**Challenge:** List each line in which the string "text" appears.

**Record set:**
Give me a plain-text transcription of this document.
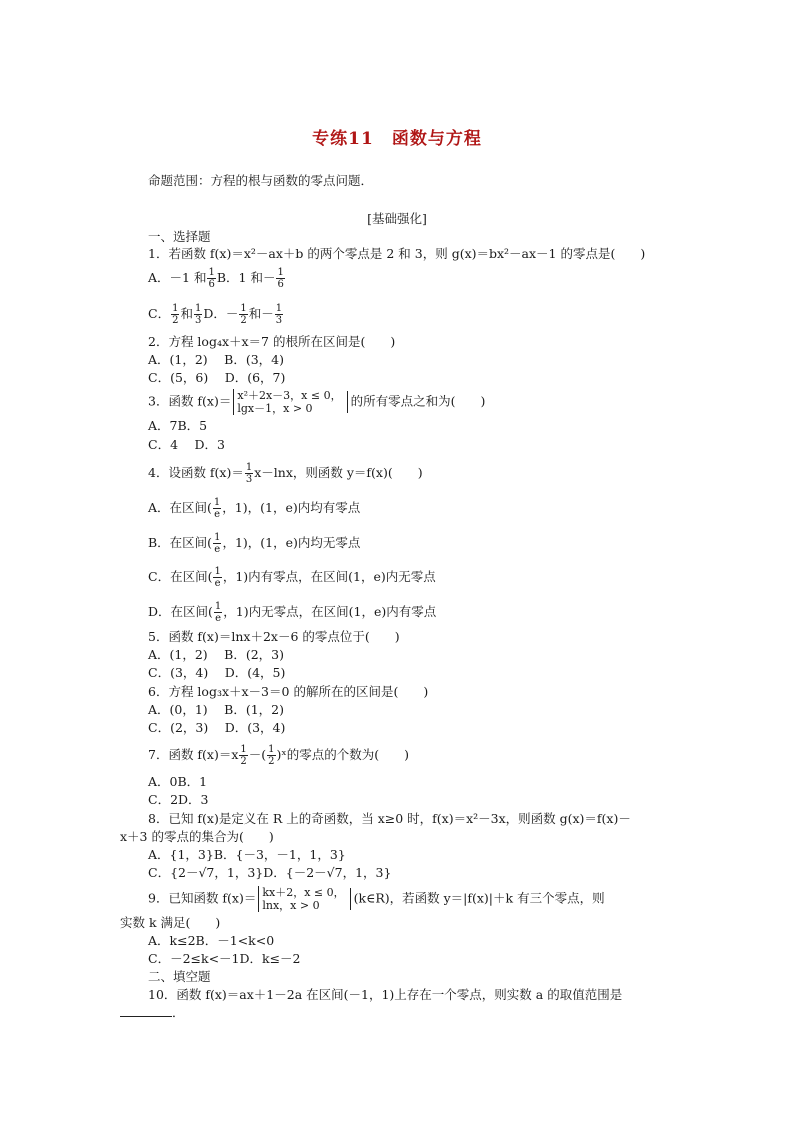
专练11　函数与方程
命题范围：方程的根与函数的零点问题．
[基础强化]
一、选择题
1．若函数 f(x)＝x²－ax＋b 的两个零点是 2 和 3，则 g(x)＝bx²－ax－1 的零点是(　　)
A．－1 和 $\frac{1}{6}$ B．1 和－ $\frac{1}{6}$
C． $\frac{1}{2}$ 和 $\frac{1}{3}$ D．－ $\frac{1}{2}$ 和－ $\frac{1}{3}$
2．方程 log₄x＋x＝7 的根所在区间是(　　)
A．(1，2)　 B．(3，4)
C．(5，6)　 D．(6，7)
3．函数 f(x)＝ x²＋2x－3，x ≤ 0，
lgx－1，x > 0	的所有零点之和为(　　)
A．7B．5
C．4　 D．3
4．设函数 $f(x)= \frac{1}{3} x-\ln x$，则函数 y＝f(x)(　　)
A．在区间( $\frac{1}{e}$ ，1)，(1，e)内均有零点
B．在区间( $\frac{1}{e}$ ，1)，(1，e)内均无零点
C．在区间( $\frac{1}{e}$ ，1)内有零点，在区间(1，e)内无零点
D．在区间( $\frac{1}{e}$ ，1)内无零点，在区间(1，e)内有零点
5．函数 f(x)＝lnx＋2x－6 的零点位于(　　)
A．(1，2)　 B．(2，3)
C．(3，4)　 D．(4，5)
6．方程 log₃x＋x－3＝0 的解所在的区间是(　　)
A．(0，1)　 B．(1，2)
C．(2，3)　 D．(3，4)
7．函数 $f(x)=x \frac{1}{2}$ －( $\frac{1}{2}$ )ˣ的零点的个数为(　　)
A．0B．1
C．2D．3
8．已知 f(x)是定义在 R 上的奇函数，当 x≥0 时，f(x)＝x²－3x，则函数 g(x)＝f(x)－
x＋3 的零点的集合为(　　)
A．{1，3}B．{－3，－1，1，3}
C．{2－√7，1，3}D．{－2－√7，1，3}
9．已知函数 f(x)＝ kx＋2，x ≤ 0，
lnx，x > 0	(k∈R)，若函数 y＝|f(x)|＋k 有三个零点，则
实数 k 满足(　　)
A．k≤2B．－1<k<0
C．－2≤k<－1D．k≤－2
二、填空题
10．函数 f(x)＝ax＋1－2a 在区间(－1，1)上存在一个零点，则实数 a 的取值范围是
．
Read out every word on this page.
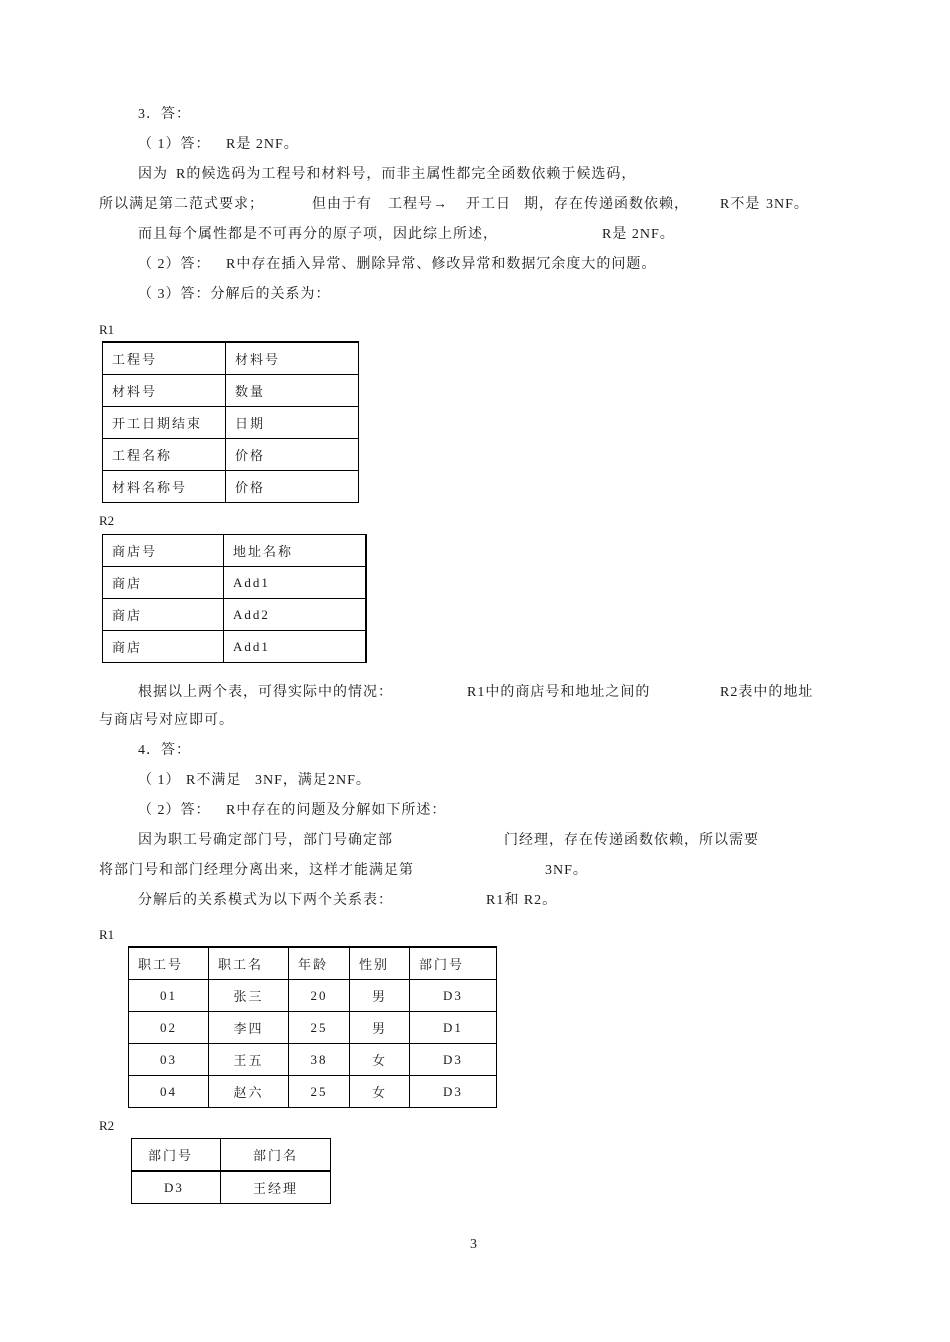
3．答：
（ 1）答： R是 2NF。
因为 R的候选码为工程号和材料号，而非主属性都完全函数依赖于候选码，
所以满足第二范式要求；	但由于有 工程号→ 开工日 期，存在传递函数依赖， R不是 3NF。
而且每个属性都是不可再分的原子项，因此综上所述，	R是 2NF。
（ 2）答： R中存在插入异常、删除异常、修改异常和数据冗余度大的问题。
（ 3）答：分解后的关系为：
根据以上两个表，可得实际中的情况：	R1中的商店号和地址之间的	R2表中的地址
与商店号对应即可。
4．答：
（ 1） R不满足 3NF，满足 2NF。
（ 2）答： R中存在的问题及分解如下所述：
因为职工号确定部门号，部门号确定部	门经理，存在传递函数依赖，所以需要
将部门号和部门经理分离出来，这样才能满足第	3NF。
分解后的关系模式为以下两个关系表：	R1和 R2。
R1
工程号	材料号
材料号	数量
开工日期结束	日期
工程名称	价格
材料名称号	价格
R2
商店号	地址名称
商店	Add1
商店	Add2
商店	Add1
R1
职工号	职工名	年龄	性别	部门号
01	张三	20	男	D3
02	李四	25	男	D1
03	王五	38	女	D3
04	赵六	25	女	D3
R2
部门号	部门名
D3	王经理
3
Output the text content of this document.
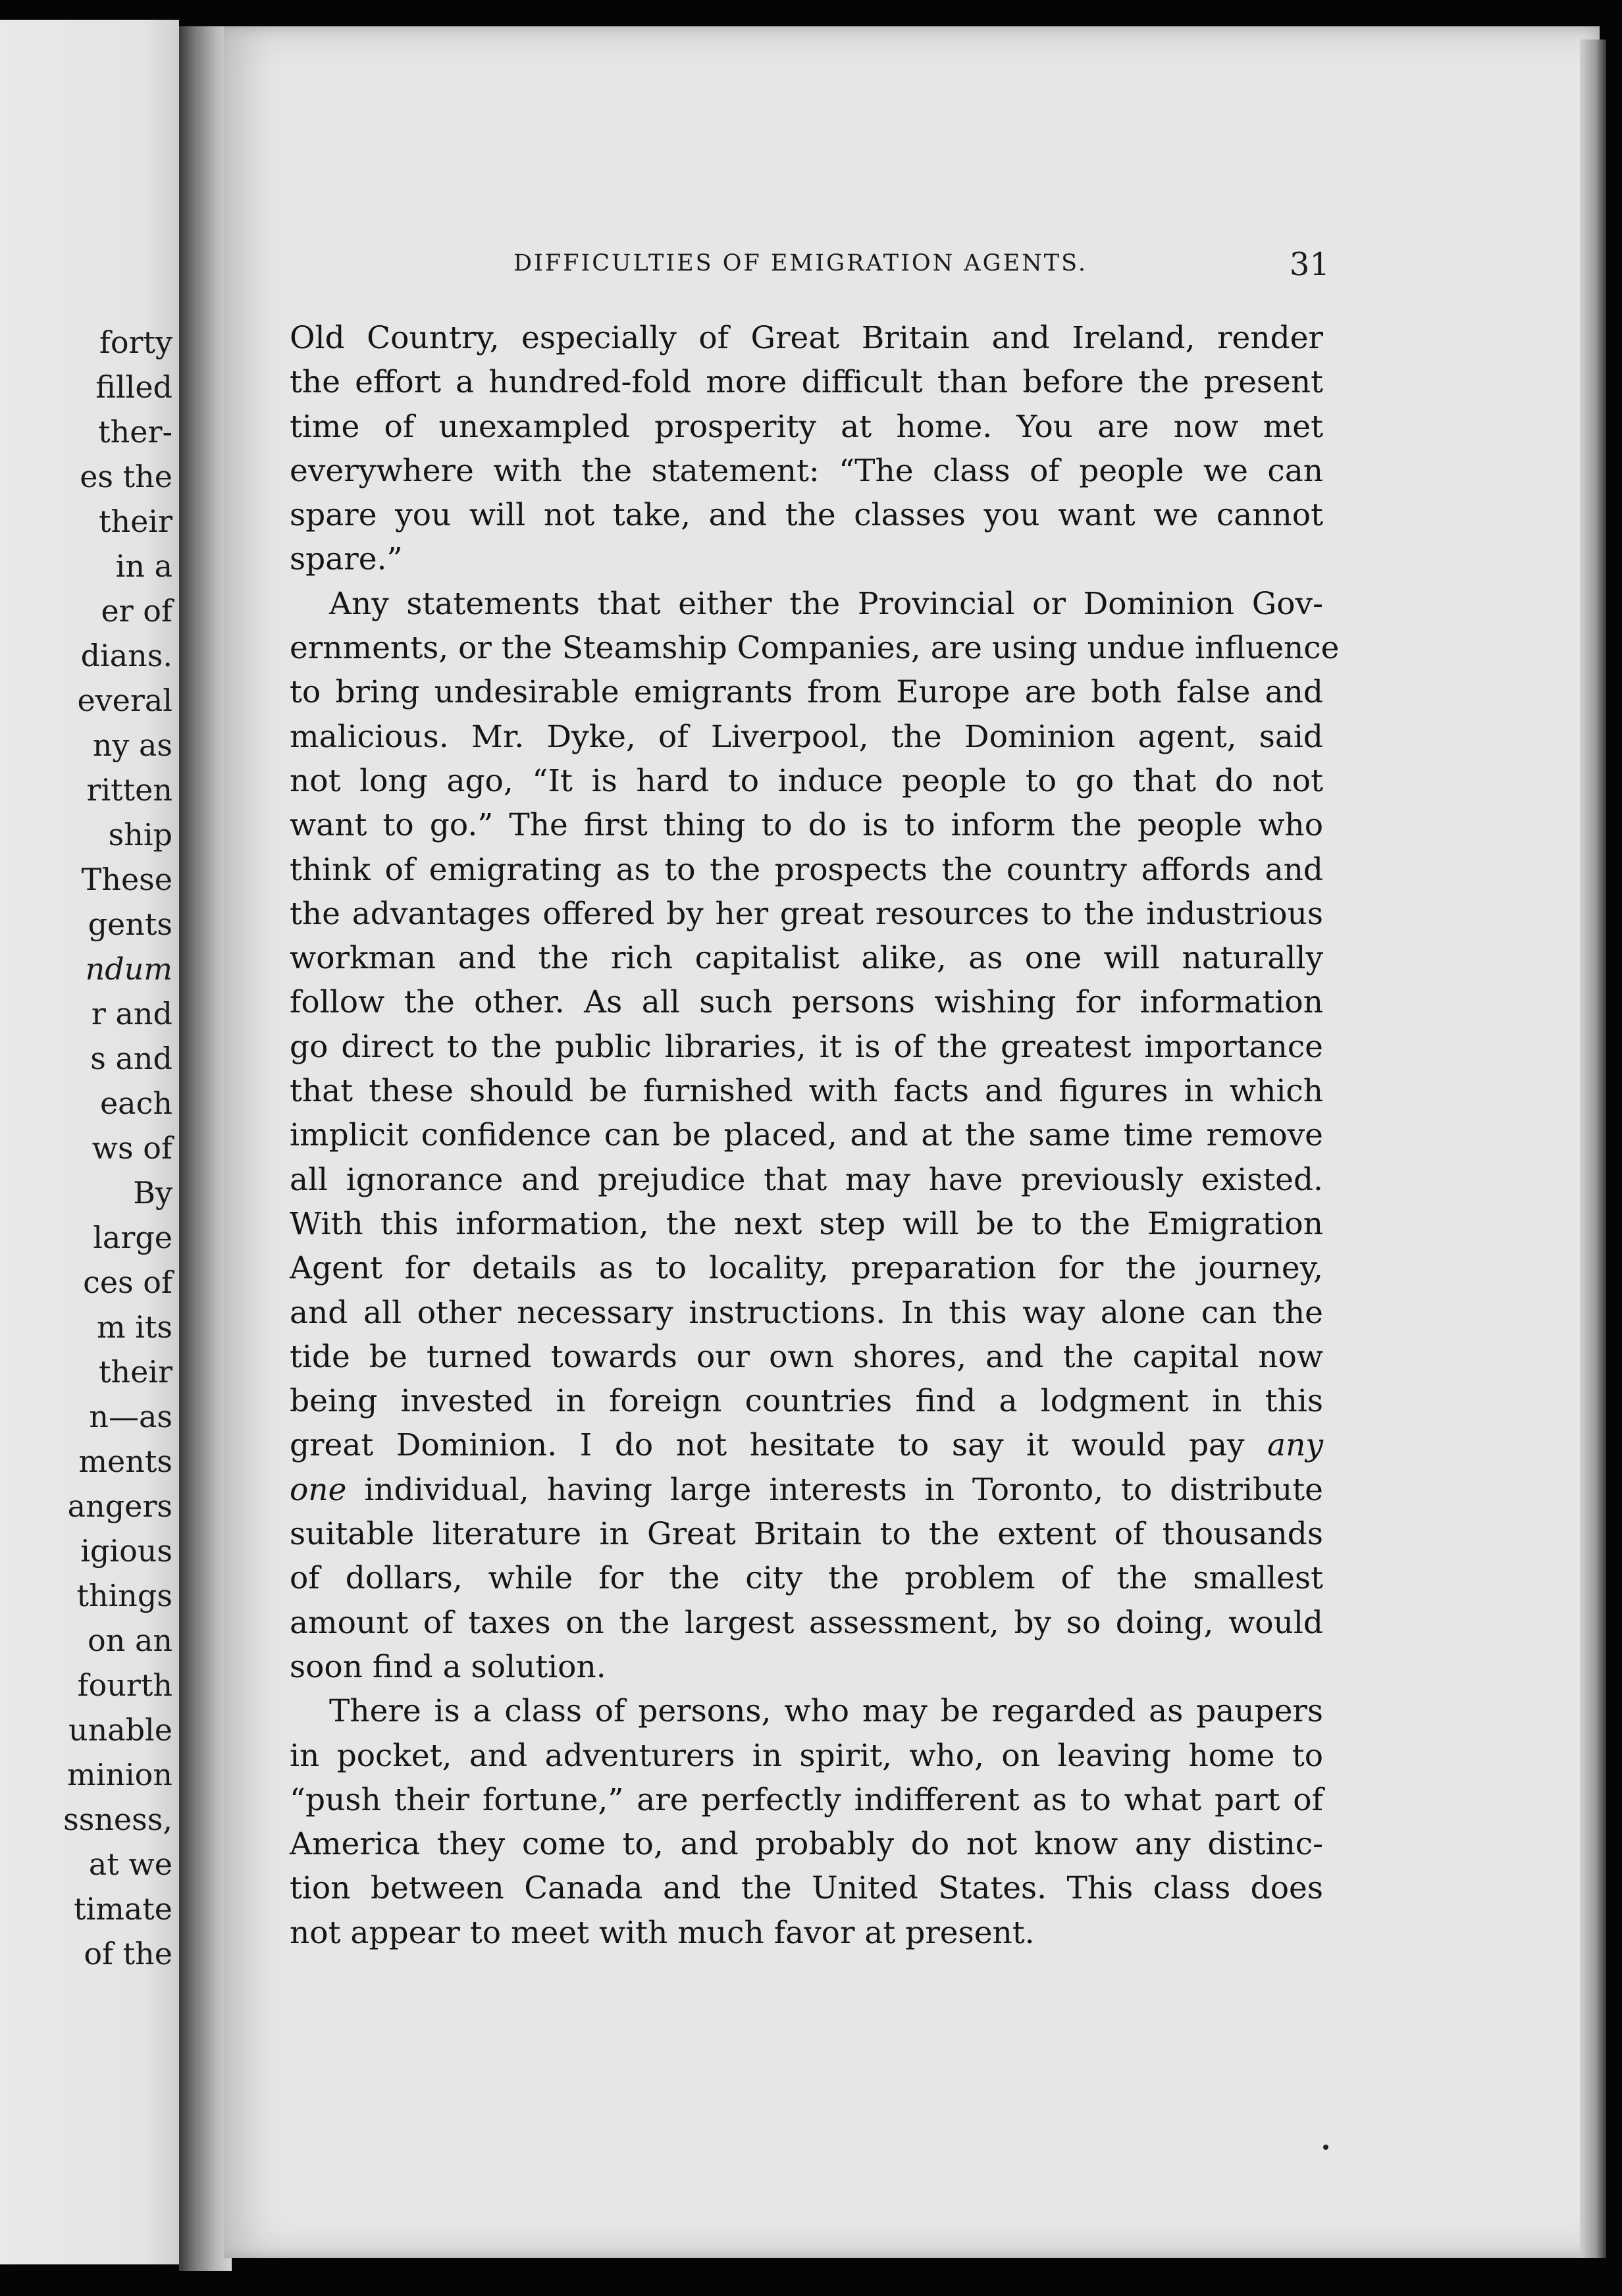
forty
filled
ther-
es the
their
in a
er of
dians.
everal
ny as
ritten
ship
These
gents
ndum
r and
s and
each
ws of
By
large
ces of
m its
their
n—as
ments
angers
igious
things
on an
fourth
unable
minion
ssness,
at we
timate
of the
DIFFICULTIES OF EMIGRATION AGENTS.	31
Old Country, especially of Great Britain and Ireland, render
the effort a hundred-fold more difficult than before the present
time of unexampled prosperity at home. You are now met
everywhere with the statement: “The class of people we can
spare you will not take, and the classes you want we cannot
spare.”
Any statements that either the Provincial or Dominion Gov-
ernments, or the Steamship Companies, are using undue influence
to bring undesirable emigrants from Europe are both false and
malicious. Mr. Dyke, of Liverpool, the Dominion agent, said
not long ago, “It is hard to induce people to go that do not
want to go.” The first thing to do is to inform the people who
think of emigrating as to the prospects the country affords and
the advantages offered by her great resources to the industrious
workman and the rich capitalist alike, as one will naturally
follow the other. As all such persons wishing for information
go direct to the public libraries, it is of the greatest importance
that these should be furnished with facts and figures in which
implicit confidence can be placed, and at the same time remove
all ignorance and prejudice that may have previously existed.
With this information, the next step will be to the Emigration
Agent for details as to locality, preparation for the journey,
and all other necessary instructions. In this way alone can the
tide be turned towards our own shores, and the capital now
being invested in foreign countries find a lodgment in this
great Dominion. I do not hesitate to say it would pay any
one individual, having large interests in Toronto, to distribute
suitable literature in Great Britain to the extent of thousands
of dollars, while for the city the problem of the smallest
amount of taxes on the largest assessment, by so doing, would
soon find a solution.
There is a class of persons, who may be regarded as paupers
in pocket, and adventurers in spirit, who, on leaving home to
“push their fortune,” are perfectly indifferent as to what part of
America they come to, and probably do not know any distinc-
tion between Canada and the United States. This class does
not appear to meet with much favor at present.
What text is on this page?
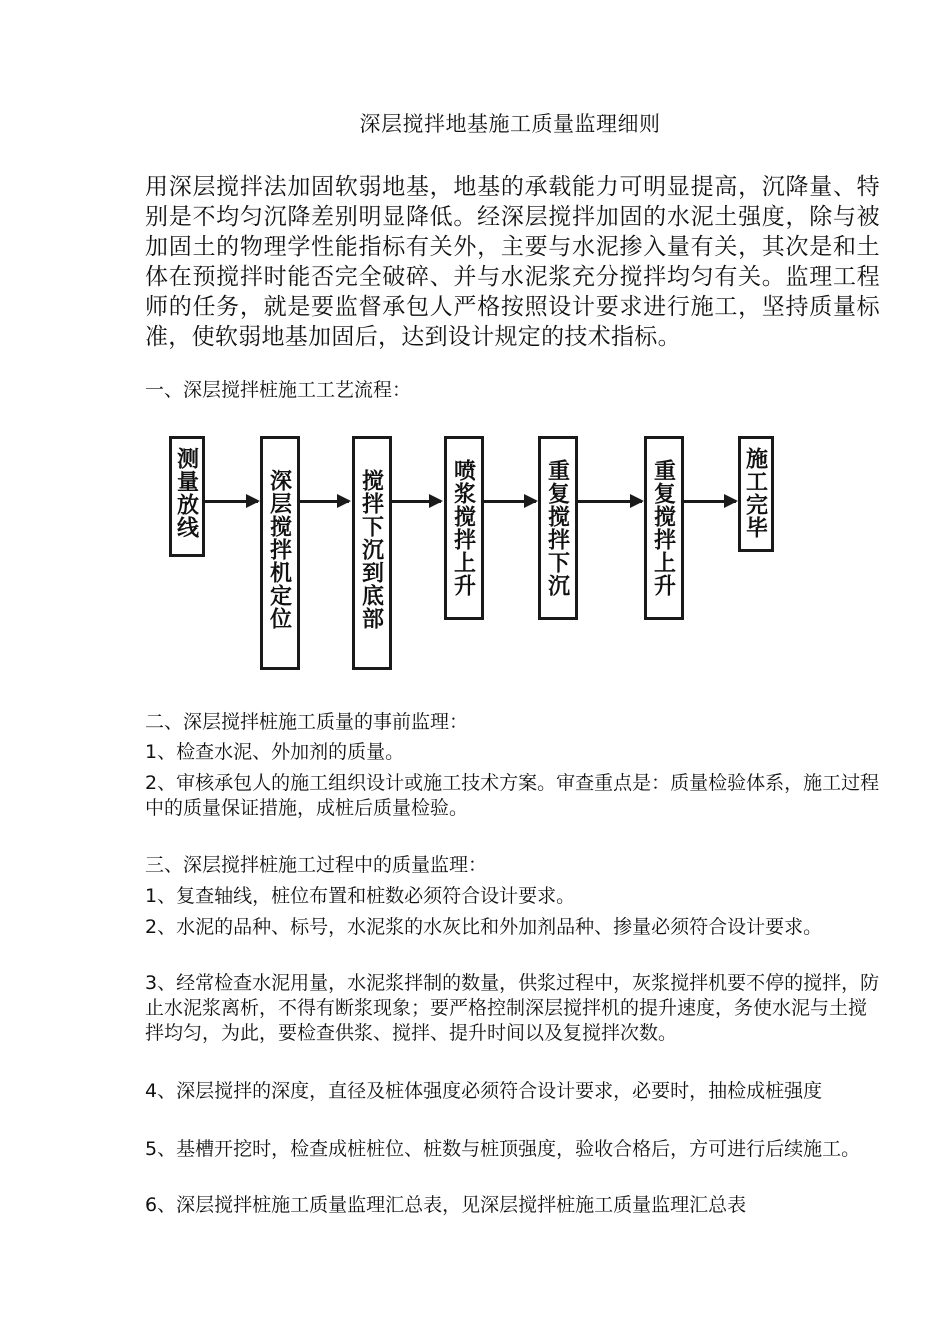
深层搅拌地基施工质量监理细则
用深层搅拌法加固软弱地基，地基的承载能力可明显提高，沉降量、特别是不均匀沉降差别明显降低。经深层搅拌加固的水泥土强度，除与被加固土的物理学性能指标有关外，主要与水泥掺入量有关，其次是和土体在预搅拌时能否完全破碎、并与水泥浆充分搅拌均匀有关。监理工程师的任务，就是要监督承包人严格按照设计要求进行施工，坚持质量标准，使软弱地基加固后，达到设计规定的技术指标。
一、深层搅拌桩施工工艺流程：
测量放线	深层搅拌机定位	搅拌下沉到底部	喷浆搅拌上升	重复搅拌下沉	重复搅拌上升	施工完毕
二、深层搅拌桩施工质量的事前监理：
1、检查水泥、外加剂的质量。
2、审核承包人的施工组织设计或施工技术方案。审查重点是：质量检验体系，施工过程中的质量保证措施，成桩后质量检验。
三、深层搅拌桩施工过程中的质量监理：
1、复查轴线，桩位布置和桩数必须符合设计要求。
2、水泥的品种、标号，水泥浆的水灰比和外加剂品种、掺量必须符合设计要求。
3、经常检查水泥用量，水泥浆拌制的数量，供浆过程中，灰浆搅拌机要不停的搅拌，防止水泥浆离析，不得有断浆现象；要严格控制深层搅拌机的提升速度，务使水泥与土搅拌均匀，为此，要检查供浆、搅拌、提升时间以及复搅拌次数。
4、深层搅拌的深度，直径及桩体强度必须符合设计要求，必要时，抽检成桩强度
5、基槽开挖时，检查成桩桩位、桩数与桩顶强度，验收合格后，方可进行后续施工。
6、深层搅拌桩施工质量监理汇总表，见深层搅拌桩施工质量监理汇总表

**Written reply:**
Give me a plain-text transcription of this document.
Output the text content of this document.
What text is on this page?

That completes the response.